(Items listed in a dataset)
----------------
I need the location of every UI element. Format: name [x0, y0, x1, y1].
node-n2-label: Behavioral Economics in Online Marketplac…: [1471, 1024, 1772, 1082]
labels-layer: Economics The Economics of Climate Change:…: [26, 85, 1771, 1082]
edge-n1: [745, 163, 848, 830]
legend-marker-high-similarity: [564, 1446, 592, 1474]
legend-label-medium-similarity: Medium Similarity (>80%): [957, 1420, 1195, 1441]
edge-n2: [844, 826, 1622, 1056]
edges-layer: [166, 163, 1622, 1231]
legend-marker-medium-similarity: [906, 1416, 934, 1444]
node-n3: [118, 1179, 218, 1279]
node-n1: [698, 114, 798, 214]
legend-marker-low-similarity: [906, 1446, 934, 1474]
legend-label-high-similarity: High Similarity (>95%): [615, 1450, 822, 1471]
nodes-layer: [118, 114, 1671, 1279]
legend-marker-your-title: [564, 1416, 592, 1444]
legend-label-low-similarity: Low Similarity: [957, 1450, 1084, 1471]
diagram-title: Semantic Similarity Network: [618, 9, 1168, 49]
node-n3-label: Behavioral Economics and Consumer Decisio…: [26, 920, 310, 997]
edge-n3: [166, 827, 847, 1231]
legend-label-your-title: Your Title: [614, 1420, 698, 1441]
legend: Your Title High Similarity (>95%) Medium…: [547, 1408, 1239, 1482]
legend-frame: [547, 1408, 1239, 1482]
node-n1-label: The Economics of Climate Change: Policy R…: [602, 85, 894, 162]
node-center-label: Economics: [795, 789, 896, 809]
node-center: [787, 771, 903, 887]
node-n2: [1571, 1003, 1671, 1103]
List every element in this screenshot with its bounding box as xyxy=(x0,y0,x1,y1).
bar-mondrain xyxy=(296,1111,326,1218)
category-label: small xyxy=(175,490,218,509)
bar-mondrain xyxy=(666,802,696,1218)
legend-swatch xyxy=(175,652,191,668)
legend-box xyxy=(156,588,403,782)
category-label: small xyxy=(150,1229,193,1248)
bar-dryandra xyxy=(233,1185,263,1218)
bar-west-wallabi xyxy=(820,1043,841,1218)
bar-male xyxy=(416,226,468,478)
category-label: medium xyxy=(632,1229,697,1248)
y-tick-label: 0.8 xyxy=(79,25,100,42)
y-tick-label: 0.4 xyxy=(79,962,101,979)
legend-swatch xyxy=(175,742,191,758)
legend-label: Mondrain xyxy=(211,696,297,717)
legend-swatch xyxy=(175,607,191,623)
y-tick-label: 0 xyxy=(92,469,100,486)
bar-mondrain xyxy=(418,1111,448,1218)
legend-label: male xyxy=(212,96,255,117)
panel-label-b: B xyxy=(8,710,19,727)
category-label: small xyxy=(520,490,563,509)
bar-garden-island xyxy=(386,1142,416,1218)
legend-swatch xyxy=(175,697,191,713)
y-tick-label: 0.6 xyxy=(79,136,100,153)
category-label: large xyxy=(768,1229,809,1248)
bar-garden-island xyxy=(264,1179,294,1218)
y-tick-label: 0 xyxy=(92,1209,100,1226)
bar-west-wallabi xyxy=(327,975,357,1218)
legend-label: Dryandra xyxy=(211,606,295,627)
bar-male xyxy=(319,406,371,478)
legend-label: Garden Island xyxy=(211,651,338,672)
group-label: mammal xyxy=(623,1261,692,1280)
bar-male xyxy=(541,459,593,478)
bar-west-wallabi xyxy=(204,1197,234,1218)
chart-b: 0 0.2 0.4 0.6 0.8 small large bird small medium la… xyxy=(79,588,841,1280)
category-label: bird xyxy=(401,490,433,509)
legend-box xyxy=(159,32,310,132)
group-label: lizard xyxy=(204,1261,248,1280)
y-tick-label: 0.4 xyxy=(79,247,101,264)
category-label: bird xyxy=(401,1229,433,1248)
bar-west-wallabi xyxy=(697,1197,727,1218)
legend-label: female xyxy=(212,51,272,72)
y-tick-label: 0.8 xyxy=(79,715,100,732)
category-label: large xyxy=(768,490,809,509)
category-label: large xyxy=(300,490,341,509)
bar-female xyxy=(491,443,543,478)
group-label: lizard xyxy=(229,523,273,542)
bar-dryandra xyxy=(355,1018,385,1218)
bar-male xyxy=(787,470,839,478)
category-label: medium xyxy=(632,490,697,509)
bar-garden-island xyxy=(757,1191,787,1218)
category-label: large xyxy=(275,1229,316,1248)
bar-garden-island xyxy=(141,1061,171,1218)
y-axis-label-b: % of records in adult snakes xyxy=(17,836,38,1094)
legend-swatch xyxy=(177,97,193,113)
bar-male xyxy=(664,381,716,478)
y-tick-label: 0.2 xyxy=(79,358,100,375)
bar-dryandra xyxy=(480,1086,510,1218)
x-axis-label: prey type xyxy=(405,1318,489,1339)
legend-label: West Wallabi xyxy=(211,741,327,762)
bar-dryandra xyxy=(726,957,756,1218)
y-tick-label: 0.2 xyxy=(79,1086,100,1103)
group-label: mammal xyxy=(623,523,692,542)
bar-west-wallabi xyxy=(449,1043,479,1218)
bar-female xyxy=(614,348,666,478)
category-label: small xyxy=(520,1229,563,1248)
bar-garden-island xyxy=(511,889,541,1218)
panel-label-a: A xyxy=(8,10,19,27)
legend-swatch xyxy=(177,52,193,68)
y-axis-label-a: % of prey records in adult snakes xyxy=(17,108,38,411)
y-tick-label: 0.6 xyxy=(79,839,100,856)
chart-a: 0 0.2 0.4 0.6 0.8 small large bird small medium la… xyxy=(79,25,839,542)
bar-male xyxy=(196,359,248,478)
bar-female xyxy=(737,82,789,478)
----------------
* Direction: Can you repeat all of these records back word for word?

* Full response:
I need the location of every UI element. Format: name [x0, y0, x1, y1].
node-n2-label: Behavioral Economics in Online Marketplac…: [1471, 1024, 1772, 1082]
labels-layer: Economics The Economics of Climate Change:…: [26, 85, 1771, 1082]
edge-n1: [745, 163, 848, 830]
legend-marker-high-similarity: [564, 1446, 592, 1474]
legend-label-medium-similarity: Medium Similarity (>80%): [957, 1420, 1195, 1441]
edge-n2: [844, 826, 1622, 1056]
edges-layer: [166, 163, 1622, 1231]
legend-marker-medium-similarity: [906, 1416, 934, 1444]
node-n3: [118, 1179, 218, 1279]
node-n1: [698, 114, 798, 214]
legend-marker-low-similarity: [906, 1446, 934, 1474]
legend-label-high-similarity: High Similarity (>95%): [615, 1450, 822, 1471]
nodes-layer: [118, 114, 1671, 1279]
legend-marker-your-title: [564, 1416, 592, 1444]
legend-label-low-similarity: Low Similarity: [957, 1450, 1084, 1471]
diagram-title: Semantic Similarity Network: [618, 9, 1168, 49]
node-n3-label: Behavioral Economics and Consumer Decisio…: [26, 920, 310, 997]
edge-n3: [166, 827, 847, 1231]
legend-label-your-title: Your Title: [614, 1420, 698, 1441]
legend: Your Title High Similarity (>95%) Medium…: [547, 1408, 1239, 1482]
legend-frame: [547, 1408, 1239, 1482]
node-n1-label: The Economics of Climate Change: Policy R…: [602, 85, 894, 162]
node-center-label: Economics: [795, 789, 896, 809]
node-center: [787, 771, 903, 887]
node-n2: [1571, 1003, 1671, 1103]
List every element in this screenshot with its bounding box as xyxy=(x0,y0,x1,y1).
bar-mondrain xyxy=(296,1111,326,1218)
category-label: small xyxy=(175,490,218,509)
bar-mondrain xyxy=(666,802,696,1218)
legend-swatch xyxy=(175,652,191,668)
legend-box xyxy=(156,588,403,782)
category-label: small xyxy=(150,1229,193,1248)
bar-dryandra xyxy=(233,1185,263,1218)
bar-west-wallabi xyxy=(820,1043,841,1218)
bar-male xyxy=(416,226,468,478)
category-label: medium xyxy=(632,1229,697,1248)
y-tick-label: 0.8 xyxy=(79,25,100,42)
y-tick-label: 0.4 xyxy=(79,962,101,979)
legend-swatch xyxy=(175,742,191,758)
legend-label: Mondrain xyxy=(211,696,297,717)
legend-swatch xyxy=(175,607,191,623)
y-tick-label: 0 xyxy=(92,469,100,486)
bar-mondrain xyxy=(418,1111,448,1218)
legend-label: male xyxy=(212,96,255,117)
panel-label-b: B xyxy=(8,710,19,727)
category-label: small xyxy=(520,490,563,509)
bar-garden-island xyxy=(386,1142,416,1218)
legend-swatch xyxy=(175,697,191,713)
y-tick-label: 0.6 xyxy=(79,136,100,153)
category-label: large xyxy=(768,1229,809,1248)
bar-garden-island xyxy=(264,1179,294,1218)
y-tick-label: 0 xyxy=(92,1209,100,1226)
bar-west-wallabi xyxy=(327,975,357,1218)
legend-label: Dryandra xyxy=(211,606,295,627)
bar-male xyxy=(319,406,371,478)
legend-label: Garden Island xyxy=(211,651,338,672)
group-label: mammal xyxy=(623,1261,692,1280)
bar-male xyxy=(541,459,593,478)
bar-west-wallabi xyxy=(204,1197,234,1218)
chart-b: 0 0.2 0.4 0.6 0.8 small large bird small medium la… xyxy=(79,588,841,1280)
category-label: bird xyxy=(401,490,433,509)
legend-box xyxy=(159,32,310,132)
group-label: lizard xyxy=(204,1261,248,1280)
y-tick-label: 0.4 xyxy=(79,247,101,264)
category-label: bird xyxy=(401,1229,433,1248)
bar-west-wallabi xyxy=(697,1197,727,1218)
legend-label: female xyxy=(212,51,272,72)
y-tick-label: 0.8 xyxy=(79,715,100,732)
category-label: large xyxy=(768,490,809,509)
category-label: large xyxy=(300,490,341,509)
bar-female xyxy=(491,443,543,478)
group-label: lizard xyxy=(229,523,273,542)
bar-dryandra xyxy=(355,1018,385,1218)
bar-male xyxy=(787,470,839,478)
category-label: medium xyxy=(632,490,697,509)
bar-garden-island xyxy=(757,1191,787,1218)
category-label: large xyxy=(275,1229,316,1248)
bar-garden-island xyxy=(141,1061,171,1218)
y-axis-label-b: % of records in adult snakes xyxy=(17,836,38,1094)
legend-swatch xyxy=(177,97,193,113)
bar-male xyxy=(664,381,716,478)
y-tick-label: 0.2 xyxy=(79,358,100,375)
bar-dryandra xyxy=(480,1086,510,1218)
x-axis-label: prey type xyxy=(405,1318,489,1339)
legend-label: West Wallabi xyxy=(211,741,327,762)
bar-dryandra xyxy=(726,957,756,1218)
y-tick-label: 0.2 xyxy=(79,1086,100,1103)
group-label: mammal xyxy=(623,523,692,542)
bar-west-wallabi xyxy=(449,1043,479,1218)
bar-female xyxy=(614,348,666,478)
category-label: small xyxy=(520,1229,563,1248)
bar-garden-island xyxy=(511,889,541,1218)
panel-label-a: A xyxy=(8,10,19,27)
legend-swatch xyxy=(177,52,193,68)
y-axis-label-a: % of prey records in adult snakes xyxy=(17,108,38,411)
y-tick-label: 0.6 xyxy=(79,839,100,856)
chart-a: 0 0.2 0.4 0.6 0.8 small large bird small medium la… xyxy=(79,25,839,542)
bar-male xyxy=(196,359,248,478)
bar-female xyxy=(737,82,789,478)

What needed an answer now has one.